▼

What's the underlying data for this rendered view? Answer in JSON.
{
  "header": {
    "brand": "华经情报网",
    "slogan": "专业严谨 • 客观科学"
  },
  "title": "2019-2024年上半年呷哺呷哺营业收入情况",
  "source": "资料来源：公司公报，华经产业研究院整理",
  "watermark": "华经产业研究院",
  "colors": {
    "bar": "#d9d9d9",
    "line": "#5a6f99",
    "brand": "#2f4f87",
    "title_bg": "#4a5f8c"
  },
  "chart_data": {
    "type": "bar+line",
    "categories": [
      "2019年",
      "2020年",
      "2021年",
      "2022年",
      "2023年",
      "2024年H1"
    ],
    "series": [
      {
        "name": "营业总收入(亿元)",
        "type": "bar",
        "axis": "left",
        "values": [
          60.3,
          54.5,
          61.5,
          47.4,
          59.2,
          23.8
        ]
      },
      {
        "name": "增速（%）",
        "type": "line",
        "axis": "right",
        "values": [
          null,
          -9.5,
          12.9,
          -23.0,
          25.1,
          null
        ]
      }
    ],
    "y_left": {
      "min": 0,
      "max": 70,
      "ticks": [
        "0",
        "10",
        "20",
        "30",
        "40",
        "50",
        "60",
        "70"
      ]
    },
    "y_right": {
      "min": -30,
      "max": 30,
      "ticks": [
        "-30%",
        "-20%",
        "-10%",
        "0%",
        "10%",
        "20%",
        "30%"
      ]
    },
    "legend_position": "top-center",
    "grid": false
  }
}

▲

◆ **Exercise instructions**:
Copy out each record exactly as given, omitting none.

◆ **Response for this exercise**:
What's the underlying data for this rendered view? Answer in JSON.
{
  "header": {
    "brand": "华经情报网",
    "slogan": "专业严谨 • 客观科学"
  },
  "title": "2019-2024年上半年呷哺呷哺营业收入情况",
  "source": "资料来源：公司公报，华经产业研究院整理",
  "watermark": "华经产业研究院",
  "colors": {
    "bar": "#d9d9d9",
    "line": "#5a6f99",
    "brand": "#2f4f87",
    "title_bg": "#4a5f8c"
  },
  "chart_data": {
    "type": "bar+line",
    "categories": [
      "2019年",
      "2020年",
      "2021年",
      "2022年",
      "2023年",
      "2024年H1"
    ],
    "series": [
      {
        "name": "营业总收入(亿元)",
        "type": "bar",
        "axis": "left",
        "values": [
          60.3,
          54.5,
          61.5,
          47.4,
          59.2,
          23.8
        ]
      },
      {
        "name": "增速（%）",
        "type": "line",
        "axis": "right",
        "values": [
          null,
          -9.5,
          12.9,
          -23.0,
          25.1,
          null
        ]
      }
    ],
    "y_left": {
      "min": 0,
      "max": 70,
      "ticks": [
        "0",
        "10",
        "20",
        "30",
        "40",
        "50",
        "60",
        "70"
      ]
    },
    "y_right": {
      "min": -30,
      "max": 30,
      "ticks": [
        "-30%",
        "-20%",
        "-10%",
        "0%",
        "10%",
        "20%",
        "30%"
      ]
    },
    "legend_position": "top-center",
    "grid": false
  }
}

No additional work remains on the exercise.